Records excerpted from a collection
§
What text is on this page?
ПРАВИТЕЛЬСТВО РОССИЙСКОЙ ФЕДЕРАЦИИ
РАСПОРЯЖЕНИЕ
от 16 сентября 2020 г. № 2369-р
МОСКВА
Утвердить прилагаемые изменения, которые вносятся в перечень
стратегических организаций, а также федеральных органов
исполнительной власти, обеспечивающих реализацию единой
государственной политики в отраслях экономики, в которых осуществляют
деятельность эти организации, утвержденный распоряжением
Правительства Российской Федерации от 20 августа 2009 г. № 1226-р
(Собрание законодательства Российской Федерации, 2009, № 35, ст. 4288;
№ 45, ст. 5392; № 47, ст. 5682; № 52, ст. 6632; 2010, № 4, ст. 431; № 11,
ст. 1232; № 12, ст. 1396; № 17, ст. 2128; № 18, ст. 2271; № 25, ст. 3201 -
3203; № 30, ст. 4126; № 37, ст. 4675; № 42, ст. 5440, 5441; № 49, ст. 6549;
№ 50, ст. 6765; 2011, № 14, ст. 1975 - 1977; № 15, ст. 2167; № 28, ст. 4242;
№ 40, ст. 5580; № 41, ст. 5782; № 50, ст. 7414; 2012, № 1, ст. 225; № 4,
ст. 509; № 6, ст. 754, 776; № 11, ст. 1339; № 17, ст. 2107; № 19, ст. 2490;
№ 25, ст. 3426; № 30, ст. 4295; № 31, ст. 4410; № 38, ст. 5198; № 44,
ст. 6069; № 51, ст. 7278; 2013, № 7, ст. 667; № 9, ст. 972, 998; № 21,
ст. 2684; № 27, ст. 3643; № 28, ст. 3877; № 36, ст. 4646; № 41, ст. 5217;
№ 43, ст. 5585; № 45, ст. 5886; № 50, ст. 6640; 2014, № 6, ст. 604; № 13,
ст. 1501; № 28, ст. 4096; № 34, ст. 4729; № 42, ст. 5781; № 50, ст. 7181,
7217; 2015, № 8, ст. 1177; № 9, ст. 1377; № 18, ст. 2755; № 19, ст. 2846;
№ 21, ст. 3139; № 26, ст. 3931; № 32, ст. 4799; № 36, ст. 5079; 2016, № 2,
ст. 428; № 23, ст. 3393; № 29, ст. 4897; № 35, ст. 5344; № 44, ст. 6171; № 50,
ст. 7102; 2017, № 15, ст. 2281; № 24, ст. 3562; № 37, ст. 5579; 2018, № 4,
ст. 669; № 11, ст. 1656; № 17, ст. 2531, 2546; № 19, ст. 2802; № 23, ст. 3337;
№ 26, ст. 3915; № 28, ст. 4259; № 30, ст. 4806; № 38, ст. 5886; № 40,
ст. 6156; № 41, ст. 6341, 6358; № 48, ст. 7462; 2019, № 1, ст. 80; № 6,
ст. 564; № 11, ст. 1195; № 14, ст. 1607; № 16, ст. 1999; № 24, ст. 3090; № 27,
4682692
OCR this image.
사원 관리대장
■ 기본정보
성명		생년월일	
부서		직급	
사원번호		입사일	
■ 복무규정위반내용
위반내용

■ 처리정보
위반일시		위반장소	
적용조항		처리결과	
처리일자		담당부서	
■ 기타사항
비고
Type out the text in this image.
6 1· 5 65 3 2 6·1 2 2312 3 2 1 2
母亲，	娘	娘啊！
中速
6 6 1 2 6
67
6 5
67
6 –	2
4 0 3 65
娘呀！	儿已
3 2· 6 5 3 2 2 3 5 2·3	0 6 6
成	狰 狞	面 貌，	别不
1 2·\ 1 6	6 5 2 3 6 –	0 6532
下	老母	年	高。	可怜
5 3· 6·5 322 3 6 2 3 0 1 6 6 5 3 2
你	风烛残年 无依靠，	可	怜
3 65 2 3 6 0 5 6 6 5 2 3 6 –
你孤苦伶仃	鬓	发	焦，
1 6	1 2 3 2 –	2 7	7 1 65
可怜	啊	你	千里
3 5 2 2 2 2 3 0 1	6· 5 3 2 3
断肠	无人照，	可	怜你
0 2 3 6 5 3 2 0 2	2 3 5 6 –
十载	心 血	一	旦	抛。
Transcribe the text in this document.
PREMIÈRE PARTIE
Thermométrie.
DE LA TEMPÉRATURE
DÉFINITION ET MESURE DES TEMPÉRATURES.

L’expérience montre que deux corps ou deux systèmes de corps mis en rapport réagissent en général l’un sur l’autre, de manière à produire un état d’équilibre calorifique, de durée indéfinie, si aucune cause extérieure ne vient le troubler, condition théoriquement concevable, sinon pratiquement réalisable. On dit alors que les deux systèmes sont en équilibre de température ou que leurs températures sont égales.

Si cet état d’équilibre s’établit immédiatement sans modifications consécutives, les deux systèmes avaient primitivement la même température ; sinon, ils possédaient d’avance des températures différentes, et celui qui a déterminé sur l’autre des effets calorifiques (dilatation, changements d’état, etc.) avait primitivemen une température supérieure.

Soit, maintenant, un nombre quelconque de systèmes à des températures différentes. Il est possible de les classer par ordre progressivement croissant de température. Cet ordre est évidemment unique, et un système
§
PROBLEM TO SOLVE
Reproduce the data, keeping every line exactly the same.

FINISHED ANSWER
What text is on this page?
ПРАВИТЕЛЬСТВО РОССИЙСКОЙ ФЕДЕРАЦИИ
РАСПОРЯЖЕНИЕ
от 16 сентября 2020 г. № 2369-р
МОСКВА
Утвердить прилагаемые изменения, которые вносятся в перечень
стратегических организаций, а также федеральных органов
исполнительной власти, обеспечивающих реализацию единой
государственной политики в отраслях экономики, в которых осуществляют
деятельность эти организации, утвержденный распоряжением
Правительства Российской Федерации от 20 августа 2009 г. № 1226-р
(Собрание законодательства Российской Федерации, 2009, № 35, ст. 4288;
№ 45, ст. 5392; № 47, ст. 5682; № 52, ст. 6632; 2010, № 4, ст. 431; № 11,
ст. 1232; № 12, ст. 1396; № 17, ст. 2128; № 18, ст. 2271; № 25, ст. 3201 -
3203; № 30, ст. 4126; № 37, ст. 4675; № 42, ст. 5440, 5441; № 49, ст. 6549;
№ 50, ст. 6765; 2011, № 14, ст. 1975 - 1977; № 15, ст. 2167; № 28, ст. 4242;
№ 40, ст. 5580; № 41, ст. 5782; № 50, ст. 7414; 2012, № 1, ст. 225; № 4,
ст. 509; № 6, ст. 754, 776; № 11, ст. 1339; № 17, ст. 2107; № 19, ст. 2490;
№ 25, ст. 3426; № 30, ст. 4295; № 31, ст. 4410; № 38, ст. 5198; № 44,
ст. 6069; № 51, ст. 7278; 2013, № 7, ст. 667; № 9, ст. 972, 998; № 21,
ст. 2684; № 27, ст. 3643; № 28, ст. 3877; № 36, ст. 4646; № 41, ст. 5217;
№ 43, ст. 5585; № 45, ст. 5886; № 50, ст. 6640; 2014, № 6, ст. 604; № 13,
ст. 1501; № 28, ст. 4096; № 34, ст. 4729; № 42, ст. 5781; № 50, ст. 7181,
7217; 2015, № 8, ст. 1177; № 9, ст. 1377; № 18, ст. 2755; № 19, ст. 2846;
№ 21, ст. 3139; № 26, ст. 3931; № 32, ст. 4799; № 36, ст. 5079; 2016, № 2,
ст. 428; № 23, ст. 3393; № 29, ст. 4897; № 35, ст. 5344; № 44, ст. 6171; № 50,
ст. 7102; 2017, № 15, ст. 2281; № 24, ст. 3562; № 37, ст. 5579; 2018, № 4,
ст. 669; № 11, ст. 1656; № 17, ст. 2531, 2546; № 19, ст. 2802; № 23, ст. 3337;
№ 26, ст. 3915; № 28, ст. 4259; № 30, ст. 4806; № 38, ст. 5886; № 40,
ст. 6156; № 41, ст. 6341, 6358; № 48, ст. 7462; 2019, № 1, ст. 80; № 6,
ст. 564; № 11, ст. 1195; № 14, ст. 1607; № 16, ст. 1999; № 24, ст. 3090; № 27,
4682692
OCR this image.
사원 관리대장
■ 기본정보
성명		생년월일	
부서		직급	
사원번호		입사일	
■ 복무규정위반내용
위반내용

■ 처리정보
위반일시		위반장소	
적용조항		처리결과	
처리일자		담당부서	
■ 기타사항
비고
Type out the text in this image.
6 1· 5 65 3 2 6·1 2 2312 3 2 1 2
母亲，	娘	娘啊！
中速
6 6 1 2 6
67
6 5
67
6 –	2
4 0 3 65
娘呀！	儿已
3 2· 6 5 3 2 2 3 5 2·3	0 6 6
成	狰 狞	面 貌，	别不
1 2·\ 1 6	6 5 2 3 6 –	0 6532
下	老母	年	高。	可怜
5 3· 6·5 322 3 6 2 3 0 1 6 6 5 3 2
你	风烛残年 无依靠，	可	怜
3 65 2 3 6 0 5 6 6 5 2 3 6 –
你孤苦伶仃	鬓	发	焦，
1 6	1 2 3 2 –	2 7	7 1 65
可怜	啊	你	千里
3 5 2 2 2 2 3 0 1	6· 5 3 2 3
断肠	无人照，	可	怜你
0 2 3 6 5 3 2 0 2	2 3 5 6 –
十载	心 血	一	旦	抛。
Transcribe the text in this document.
PREMIÈRE PARTIE
Thermométrie.
DE LA TEMPÉRATURE
DÉFINITION ET MESURE DES TEMPÉRATURES.

L’expérience montre que deux corps ou deux systèmes de corps mis en rapport réagissent en général l’un sur l’autre, de manière à produire un état d’équilibre calorifique, de durée indéfinie, si aucune cause extérieure ne vient le troubler, condition théoriquement concevable, sinon pratiquement réalisable. On dit alors que les deux systèmes sont en équilibre de température ou que leurs températures sont égales.

Si cet état d’équilibre s’établit immédiatement sans modifications consécutives, les deux systèmes avaient primitivement la même température ; sinon, ils possédaient d’avance des températures différentes, et celui qui a déterminé sur l’autre des effets calorifiques (dilatation, changements d’état, etc.) avait primitivemen une température supérieure.

Soit, maintenant, un nombre quelconque de systèmes à des températures différentes. Il est possible de les classer par ordre progressivement croissant de température. Cet ordre est évidemment unique, et un système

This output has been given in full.